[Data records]
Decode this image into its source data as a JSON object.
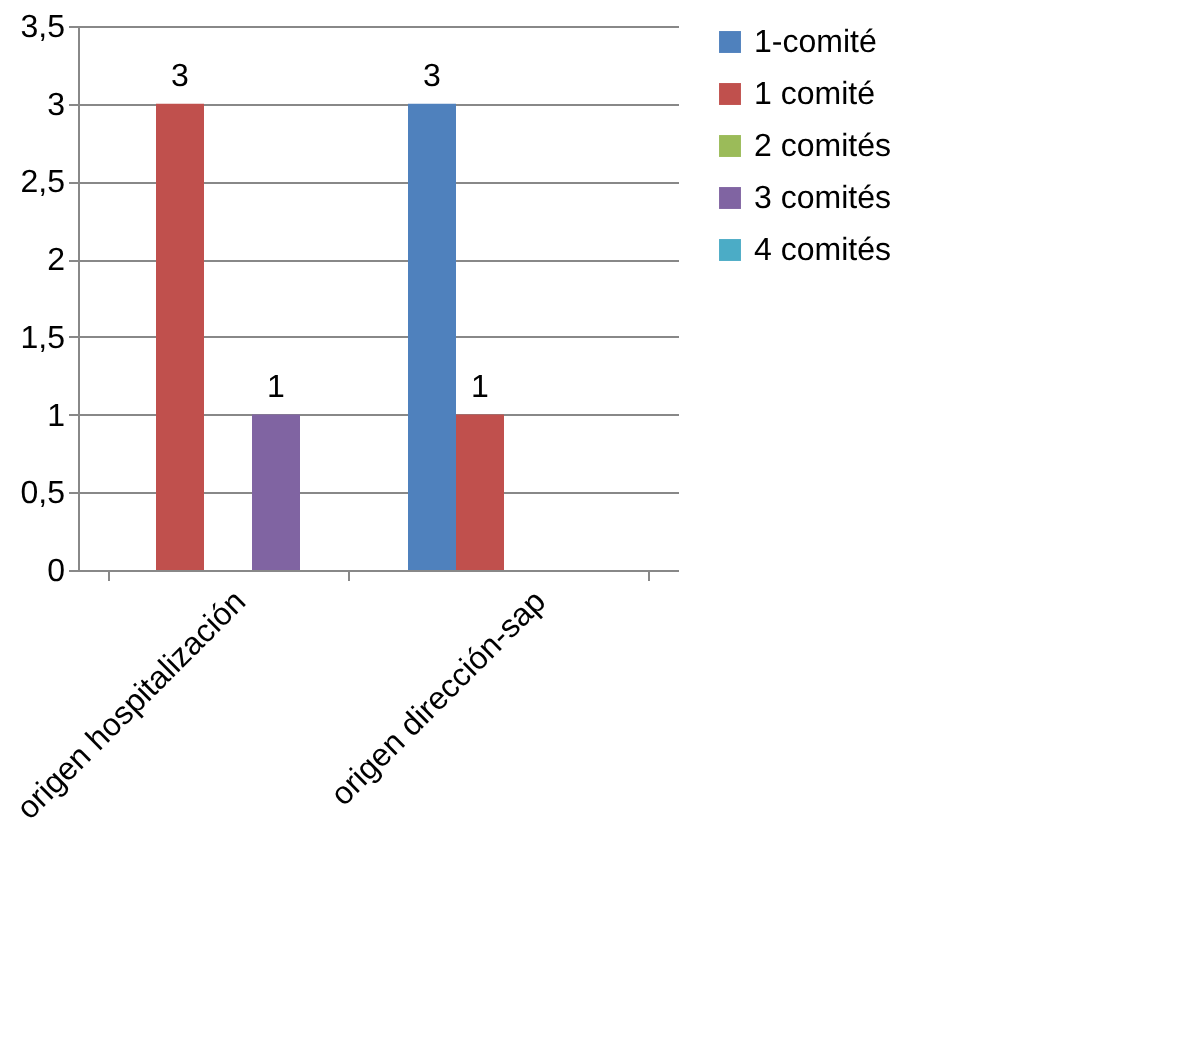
{
  "chart_data": {
    "type": "bar",
    "categories": [
      "origen hospitalización",
      "origen dirección-sap"
    ],
    "series": [
      {
        "name": "1-comité",
        "color": "#4f81bd",
        "values": [
          null,
          3
        ]
      },
      {
        "name": "1 comité",
        "color": "#c0504d",
        "values": [
          3,
          1
        ]
      },
      {
        "name": "2 comités",
        "color": "#9bbb59",
        "values": [
          null,
          null
        ]
      },
      {
        "name": "3 comités",
        "color": "#8064a2",
        "values": [
          1,
          null
        ]
      },
      {
        "name": "4 comités",
        "color": "#4bacc6",
        "values": [
          null,
          null
        ]
      }
    ],
    "ylim": [
      0,
      3.5
    ],
    "yticks": [
      0,
      {
        "value": 0.5,
        "label": "0,5"
      },
      1,
      {
        "value": 1.5,
        "label": "1,5"
      },
      2,
      {
        "value": 2.5,
        "label": "2,5"
      },
      3,
      {
        "value": 3.5,
        "label": "3,5"
      }
    ],
    "grid": "y",
    "legend": "right",
    "data_labels": true
  }
}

# [Aim]
Except for the pictures, print the data above exactly.

# [Full response]
Decode this image into its source data as a JSON object.
{
  "chart_data": {
    "type": "bar",
    "categories": [
      "origen hospitalización",
      "origen dirección-sap"
    ],
    "series": [
      {
        "name": "1-comité",
        "color": "#4f81bd",
        "values": [
          null,
          3
        ]
      },
      {
        "name": "1 comité",
        "color": "#c0504d",
        "values": [
          3,
          1
        ]
      },
      {
        "name": "2 comités",
        "color": "#9bbb59",
        "values": [
          null,
          null
        ]
      },
      {
        "name": "3 comités",
        "color": "#8064a2",
        "values": [
          1,
          null
        ]
      },
      {
        "name": "4 comités",
        "color": "#4bacc6",
        "values": [
          null,
          null
        ]
      }
    ],
    "ylim": [
      0,
      3.5
    ],
    "yticks": [
      0,
      {
        "value": 0.5,
        "label": "0,5"
      },
      1,
      {
        "value": 1.5,
        "label": "1,5"
      },
      2,
      {
        "value": 2.5,
        "label": "2,5"
      },
      3,
      {
        "value": 3.5,
        "label": "3,5"
      }
    ],
    "grid": "y",
    "legend": "right",
    "data_labels": true
  }
}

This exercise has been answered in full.